>> begin

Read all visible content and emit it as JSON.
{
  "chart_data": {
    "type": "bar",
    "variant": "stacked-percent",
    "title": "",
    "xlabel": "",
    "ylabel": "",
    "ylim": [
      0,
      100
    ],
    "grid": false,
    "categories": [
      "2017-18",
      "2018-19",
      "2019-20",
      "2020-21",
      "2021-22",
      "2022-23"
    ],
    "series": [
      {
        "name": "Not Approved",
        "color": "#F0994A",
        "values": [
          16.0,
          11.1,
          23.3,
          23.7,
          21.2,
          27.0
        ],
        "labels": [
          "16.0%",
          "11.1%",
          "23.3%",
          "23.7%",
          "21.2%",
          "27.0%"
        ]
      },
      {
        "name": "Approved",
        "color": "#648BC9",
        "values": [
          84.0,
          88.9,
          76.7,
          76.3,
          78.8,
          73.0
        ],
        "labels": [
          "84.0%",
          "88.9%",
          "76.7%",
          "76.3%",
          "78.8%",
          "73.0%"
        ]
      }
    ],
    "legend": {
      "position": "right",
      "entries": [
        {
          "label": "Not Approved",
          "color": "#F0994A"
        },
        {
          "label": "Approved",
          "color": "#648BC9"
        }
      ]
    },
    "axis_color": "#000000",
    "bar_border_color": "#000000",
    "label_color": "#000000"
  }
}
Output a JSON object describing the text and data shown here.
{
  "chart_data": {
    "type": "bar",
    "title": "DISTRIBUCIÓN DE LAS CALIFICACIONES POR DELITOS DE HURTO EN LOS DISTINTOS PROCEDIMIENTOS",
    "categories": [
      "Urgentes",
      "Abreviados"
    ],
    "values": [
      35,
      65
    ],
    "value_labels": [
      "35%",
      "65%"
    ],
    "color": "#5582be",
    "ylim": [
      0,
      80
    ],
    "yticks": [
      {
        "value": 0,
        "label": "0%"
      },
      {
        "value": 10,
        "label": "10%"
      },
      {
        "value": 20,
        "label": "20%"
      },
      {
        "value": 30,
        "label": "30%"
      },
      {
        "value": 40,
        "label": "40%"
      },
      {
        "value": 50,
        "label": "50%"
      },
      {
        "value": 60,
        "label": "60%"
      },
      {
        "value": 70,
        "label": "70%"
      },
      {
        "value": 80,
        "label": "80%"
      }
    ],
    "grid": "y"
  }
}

>> end

▶ _Stated goal_
Take the data above and return it exactly.

▶ _Output of the exercise_
Read all visible content and emit it as JSON.
{
  "chart_data": {
    "type": "bar",
    "variant": "stacked-percent",
    "title": "",
    "xlabel": "",
    "ylabel": "",
    "ylim": [
      0,
      100
    ],
    "grid": false,
    "categories": [
      "2017-18",
      "2018-19",
      "2019-20",
      "2020-21",
      "2021-22",
      "2022-23"
    ],
    "series": [
      {
        "name": "Not Approved",
        "color": "#F0994A",
        "values": [
          16.0,
          11.1,
          23.3,
          23.7,
          21.2,
          27.0
        ],
        "labels": [
          "16.0%",
          "11.1%",
          "23.3%",
          "23.7%",
          "21.2%",
          "27.0%"
        ]
      },
      {
        "name": "Approved",
        "color": "#648BC9",
        "values": [
          84.0,
          88.9,
          76.7,
          76.3,
          78.8,
          73.0
        ],
        "labels": [
          "84.0%",
          "88.9%",
          "76.7%",
          "76.3%",
          "78.8%",
          "73.0%"
        ]
      }
    ],
    "legend": {
      "position": "right",
      "entries": [
        {
          "label": "Not Approved",
          "color": "#F0994A"
        },
        {
          "label": "Approved",
          "color": "#648BC9"
        }
      ]
    },
    "axis_color": "#000000",
    "bar_border_color": "#000000",
    "label_color": "#000000"
  }
}
Output a JSON object describing the text and data shown here.
{
  "chart_data": {
    "type": "bar",
    "title": "DISTRIBUCIÓN DE LAS CALIFICACIONES POR DELITOS DE HURTO EN LOS DISTINTOS PROCEDIMIENTOS",
    "categories": [
      "Urgentes",
      "Abreviados"
    ],
    "values": [
      35,
      65
    ],
    "value_labels": [
      "35%",
      "65%"
    ],
    "color": "#5582be",
    "ylim": [
      0,
      80
    ],
    "yticks": [
      {
        "value": 0,
        "label": "0%"
      },
      {
        "value": 10,
        "label": "10%"
      },
      {
        "value": 20,
        "label": "20%"
      },
      {
        "value": 30,
        "label": "30%"
      },
      {
        "value": 40,
        "label": "40%"
      },
      {
        "value": 50,
        "label": "50%"
      },
      {
        "value": 60,
        "label": "60%"
      },
      {
        "value": 70,
        "label": "70%"
      },
      {
        "value": 80,
        "label": "80%"
      }
    ],
    "grid": "y"
  }
}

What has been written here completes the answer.